• **Goal**:
Convert into a numbered list the lines starting with the line that contains "bar-30-70: [286, 214, 308, 475]" and going on through the line that contains "group-label: Plástico: [844, 541, 917, 563]", leaving out any blank lines.

::: Listed records :::

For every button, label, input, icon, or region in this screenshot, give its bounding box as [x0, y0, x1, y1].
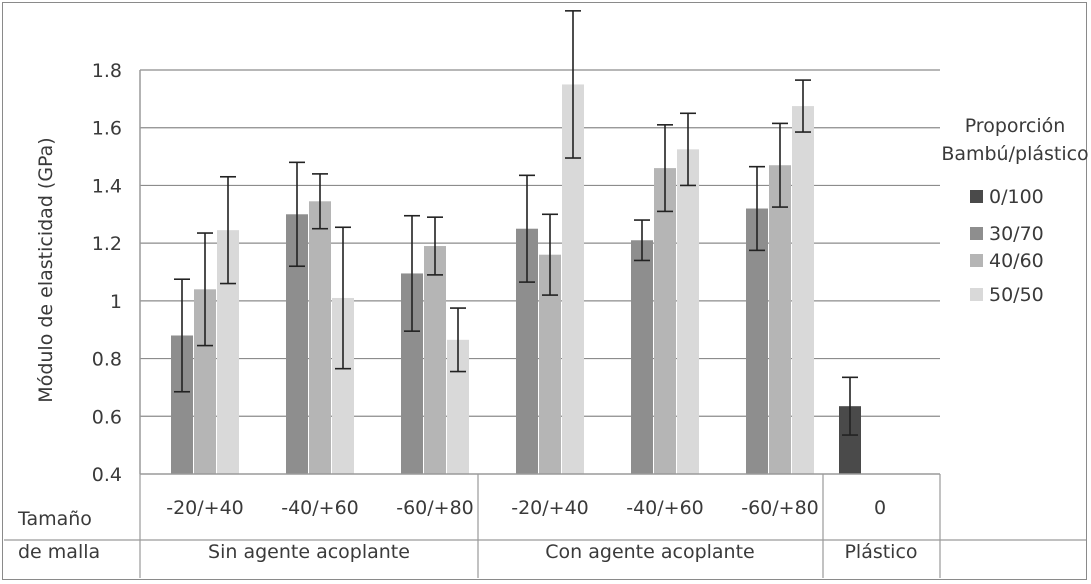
bar-30-70: [286, 214, 308, 475]
error-bar: [542, 213, 558, 296]
y-axis-label: Módulo de elasticidad (GPa): [35, 137, 57, 402]
y-tick-label: 0.6: [92, 406, 122, 428]
bar-50-50: [447, 339, 469, 474]
error-bar: [220, 175, 236, 285]
bar-30-70: [171, 335, 193, 474]
y-tick-label: 0.4: [92, 464, 122, 486]
bar-40-60: [769, 165, 791, 474]
y-tick-label: 1: [110, 291, 122, 313]
bar-30-70: [746, 208, 768, 474]
error-bar: [565, 10, 581, 159]
legend: Proporción Bambú/plástico 0/100 30/70 40/6…: [941, 115, 1088, 306]
y-tick-labels: 0.4 0.6 0.8 1 1.2 1.4 1.6 1.8: [92, 60, 122, 486]
bar-40-60: [309, 201, 331, 475]
category-labels: -20/+40 -40/+60 -60/+80 -20/+40 -40/+60 -60/+…: [166, 497, 886, 519]
category-label: -60/+80: [396, 497, 474, 519]
row-label-line1: Tamaño: [17, 508, 92, 530]
bar-50-50: [677, 149, 699, 474]
group-label: Plástico: [844, 541, 917, 563]
group-label: Con agente acoplante: [545, 541, 754, 563]
error-bar: [680, 112, 696, 187]
legend-title-line2: Bambú/plástico: [941, 143, 1088, 165]
bar-50-50: [332, 297, 354, 474]
error-bar: [795, 79, 811, 133]
error-bar: [634, 219, 650, 262]
bar-50-50: [562, 84, 584, 474]
category-label: -20/+40: [511, 497, 589, 519]
legend-swatch: [970, 227, 983, 240]
legend-title-line1: Proporción: [965, 115, 1066, 137]
bar-50-50: [792, 106, 814, 475]
bar-40-60: [194, 289, 216, 474]
bar-40-60: [539, 254, 561, 474]
legend-swatch: [970, 288, 983, 301]
category-label: 0: [874, 497, 886, 519]
group-labels: Sin agente acoplante Con agente acoplante…: [208, 541, 918, 563]
legend-label: 50/50: [989, 284, 1044, 306]
legend-swatch: [970, 254, 983, 267]
bar-0-100: [839, 406, 861, 474]
category-label: -60/+80: [741, 497, 819, 519]
bar-30-70: [631, 240, 653, 474]
error-bar: [519, 174, 535, 283]
row-label-line2: de malla: [18, 541, 100, 563]
error-bar: [427, 216, 443, 276]
error-bar: [197, 232, 213, 347]
legend-label: 0/100: [989, 186, 1044, 208]
y-tick-label: 1.8: [92, 60, 122, 82]
category-label: -40/+60: [626, 497, 704, 519]
error-bar: [335, 226, 351, 370]
error-bar: [312, 173, 328, 230]
error-bar: [772, 122, 788, 208]
bar-30-70: [401, 273, 423, 474]
error-bar: [842, 376, 858, 436]
legend-swatch: [970, 190, 983, 203]
error-bar: [174, 278, 190, 393]
group-label: Sin agente acoplante: [208, 541, 410, 563]
y-tick-label: 1.6: [92, 118, 122, 140]
y-tick-label: 1.4: [92, 175, 122, 197]
category-label: -40/+60: [281, 497, 359, 519]
axes-layer: [139, 70, 940, 475]
bar-40-60: [424, 246, 446, 474]
category-table: Tamaño de malla: [4, 474, 1086, 578]
bar-40-60: [654, 168, 676, 474]
error-bar: [289, 161, 305, 268]
error-bar: [404, 214, 420, 332]
error-bar: [749, 165, 765, 252]
y-tick-label: 0.8: [92, 349, 122, 371]
error-bar: [450, 307, 466, 373]
bar-30-70: [516, 228, 538, 474]
bars-layer: [171, 84, 861, 475]
legend-label: 30/70: [989, 223, 1044, 245]
y-tick-label: 1.2: [92, 233, 122, 255]
legend-label: 40/60: [989, 250, 1044, 272]
category-label: -20/+40: [166, 497, 244, 519]
error-bar: [657, 124, 673, 213]
error-bars-layer: [174, 10, 858, 436]
bar-50-50: [217, 230, 239, 474]
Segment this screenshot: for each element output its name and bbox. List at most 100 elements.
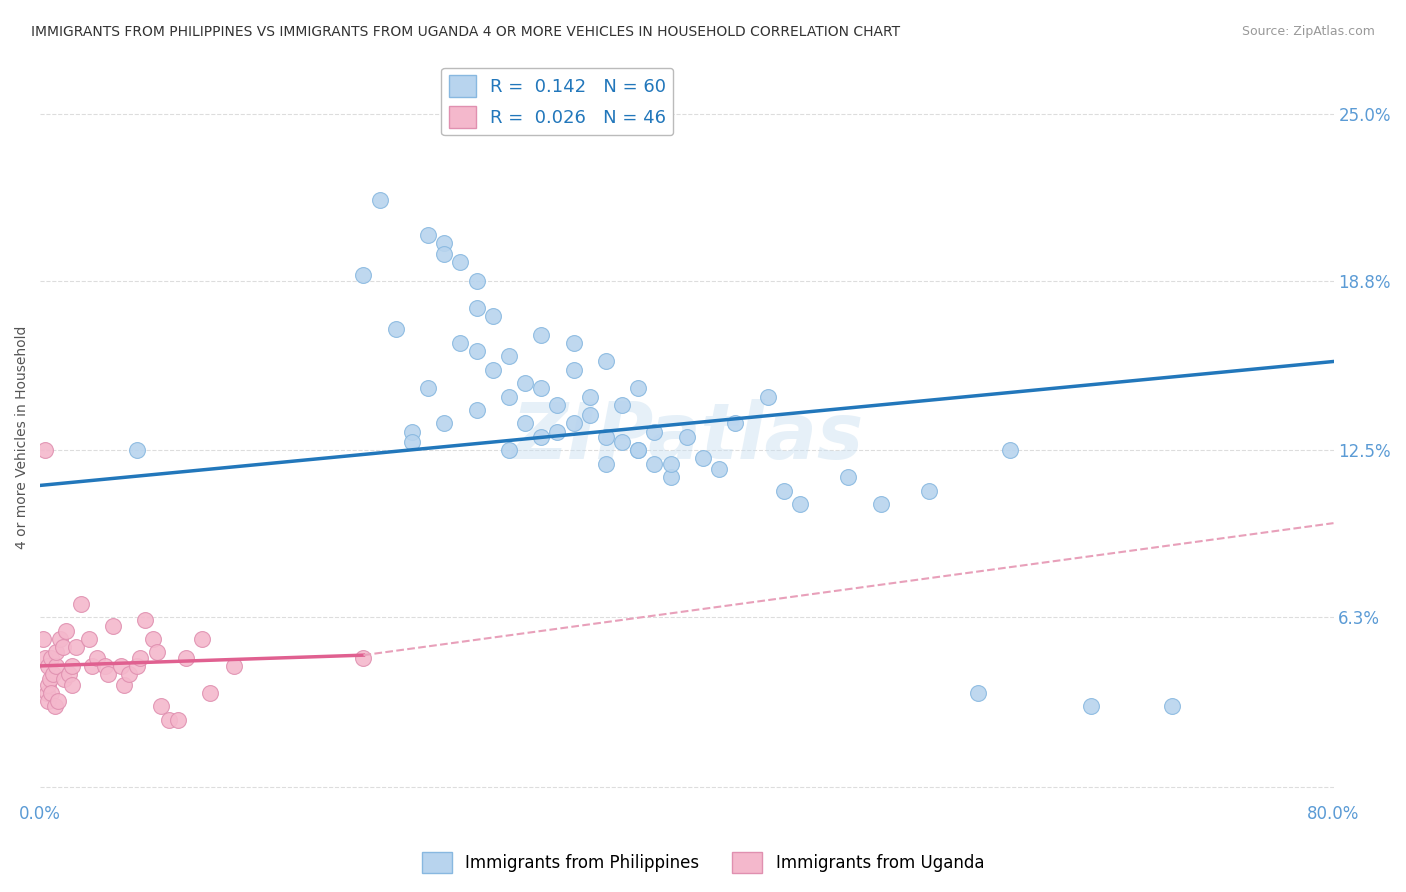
Point: [546, 398, 568, 412]
Point: [45, 659, 67, 673]
Point: [918, 483, 941, 498]
Point: [659, 457, 682, 471]
Point: [353, 268, 375, 283]
Y-axis label: 4 or more Vehicles in Household: 4 or more Vehicles in Household: [15, 326, 30, 549]
Point: [145, 645, 167, 659]
Point: [610, 435, 633, 450]
Point: [368, 193, 391, 207]
Point: [385, 322, 408, 336]
Point: [150, 699, 173, 714]
Point: [58, 667, 80, 681]
Point: [224, 659, 246, 673]
Point: [174, 650, 197, 665]
Point: [837, 470, 859, 484]
Point: [465, 403, 488, 417]
Point: [513, 417, 536, 431]
Point: [191, 632, 214, 646]
Point: [69, 597, 91, 611]
Point: [166, 713, 188, 727]
Point: [530, 381, 553, 395]
Point: [465, 301, 488, 315]
Point: [37, 694, 59, 708]
Point: [159, 713, 181, 727]
Point: [707, 462, 730, 476]
Point: [465, 274, 488, 288]
Point: [32, 632, 55, 646]
Point: [595, 457, 617, 471]
Point: [142, 632, 165, 646]
Point: [772, 483, 794, 498]
Point: [659, 470, 682, 484]
Point: [401, 425, 423, 439]
Point: [37, 659, 59, 673]
Point: [53, 673, 76, 687]
Point: [118, 667, 141, 681]
Point: [48, 632, 70, 646]
Point: [481, 309, 503, 323]
Point: [77, 632, 100, 646]
Point: [1160, 699, 1182, 714]
Point: [127, 443, 149, 458]
Point: [112, 678, 135, 692]
Point: [498, 390, 520, 404]
Text: ZIPatlas: ZIPatlas: [510, 399, 863, 475]
Legend: Immigrants from Philippines, Immigrants from Uganda: Immigrants from Philippines, Immigrants …: [415, 846, 991, 880]
Point: [498, 349, 520, 363]
Point: [55, 624, 77, 638]
Point: [86, 650, 108, 665]
Point: [129, 650, 152, 665]
Point: [610, 398, 633, 412]
Point: [998, 443, 1021, 458]
Legend: R =  0.142   N = 60, R =  0.026   N = 46: R = 0.142 N = 60, R = 0.026 N = 46: [441, 68, 673, 136]
Point: [42, 667, 65, 681]
Point: [530, 430, 553, 444]
Point: [627, 381, 650, 395]
Point: [724, 417, 747, 431]
Point: [418, 381, 440, 395]
Point: [353, 650, 375, 665]
Point: [41, 650, 63, 665]
Point: [62, 678, 84, 692]
Point: [62, 659, 84, 673]
Point: [450, 335, 472, 350]
Point: [562, 335, 585, 350]
Point: [450, 255, 472, 269]
Point: [546, 425, 568, 439]
Point: [692, 451, 714, 466]
Point: [530, 327, 553, 342]
Point: [562, 417, 585, 431]
Point: [595, 354, 617, 368]
Point: [44, 699, 66, 714]
Point: [465, 343, 488, 358]
Point: [198, 686, 221, 700]
Point: [433, 235, 456, 250]
Point: [46, 694, 69, 708]
Point: [65, 640, 87, 654]
Point: [41, 686, 63, 700]
Point: [45, 645, 67, 659]
Point: [401, 435, 423, 450]
Point: [562, 362, 585, 376]
Point: [101, 618, 124, 632]
Point: [38, 673, 60, 687]
Point: [756, 390, 779, 404]
Point: [34, 443, 56, 458]
Point: [433, 246, 456, 260]
Point: [433, 417, 456, 431]
Point: [94, 659, 117, 673]
Point: [35, 686, 58, 700]
Point: [110, 659, 132, 673]
Point: [481, 362, 503, 376]
Point: [627, 443, 650, 458]
Point: [595, 430, 617, 444]
Point: [97, 667, 120, 681]
Point: [869, 497, 891, 511]
Point: [498, 443, 520, 458]
Point: [134, 613, 156, 627]
Point: [966, 686, 988, 700]
Text: IMMIGRANTS FROM PHILIPPINES VS IMMIGRANTS FROM UGANDA 4 OR MORE VEHICLES IN HOUS: IMMIGRANTS FROM PHILIPPINES VS IMMIGRANT…: [31, 25, 900, 39]
Point: [1080, 699, 1102, 714]
Point: [52, 640, 75, 654]
Point: [578, 409, 600, 423]
Point: [37, 678, 59, 692]
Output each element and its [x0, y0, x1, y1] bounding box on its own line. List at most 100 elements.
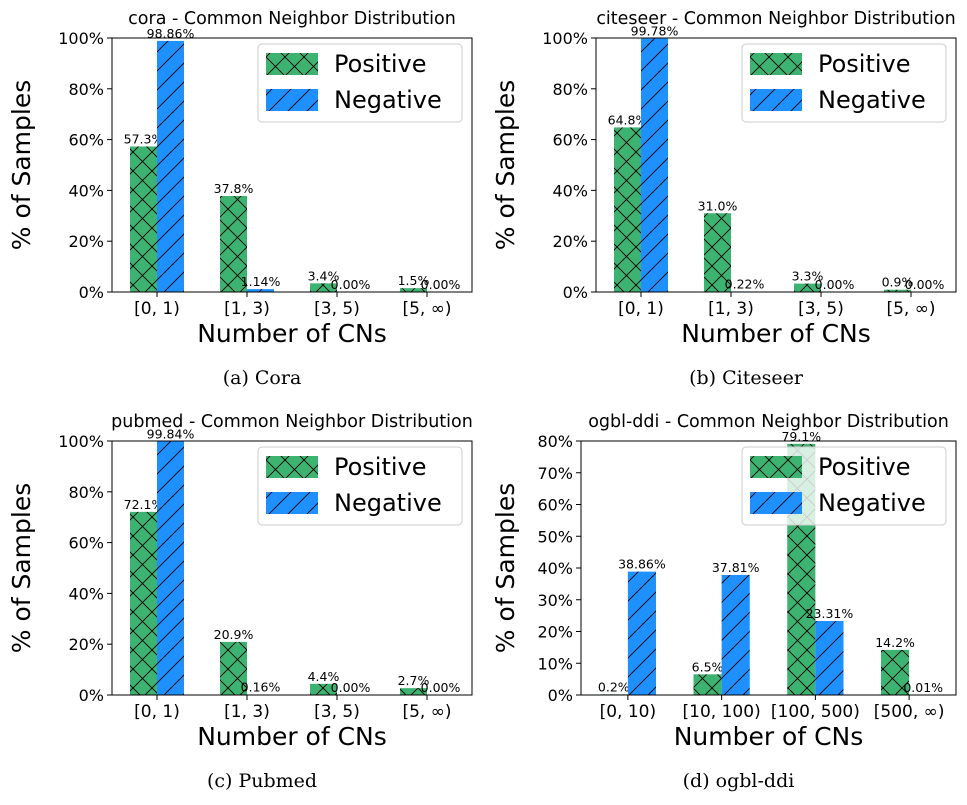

:::

• **Result of the exercise**:
1. bar-30-70: [286, 214, 308, 475]
2. error-bar: [542, 213, 558, 296]
3. y-axis-label: Módulo de elasticidad (GPa): [35, 137, 57, 402]
4. y-tick-label: 0.6: [92, 406, 122, 428]
5. bar-50-50: [447, 339, 469, 474]
6. error-bar: [220, 175, 236, 285]
7. bar-30-70: [171, 335, 193, 474]
8. y-tick-label: 0.4: [92, 464, 122, 486]
9. bar-40-60: [769, 165, 791, 474]
10. y-tick-label: 1: [110, 291, 122, 313]
11. bar-30-70: [746, 208, 768, 474]
12. error-bar: [565, 10, 581, 159]
13. legend: Proporción Bambú/plástico 0/100 30/70 40/6…: [941, 115, 1088, 306]
14. y-tick-labels: 0.4 0.6 0.8 1 1.2 1.4 1.6 1.8: [92, 60, 122, 486]
15. bar-40-60: [309, 201, 331, 475]
16. category-labels: -20/+40 -40/+60 -60/+80 -20/+40 -40/+60 -60/+…: [166, 497, 886, 519]
17. category-label: -60/+80: [396, 497, 474, 519]
18. row-label-line1: Tamaño: [17, 508, 92, 530]
19. bar-50-50: [677, 149, 699, 474]
20. group-label: Plástico: [844, 541, 917, 563]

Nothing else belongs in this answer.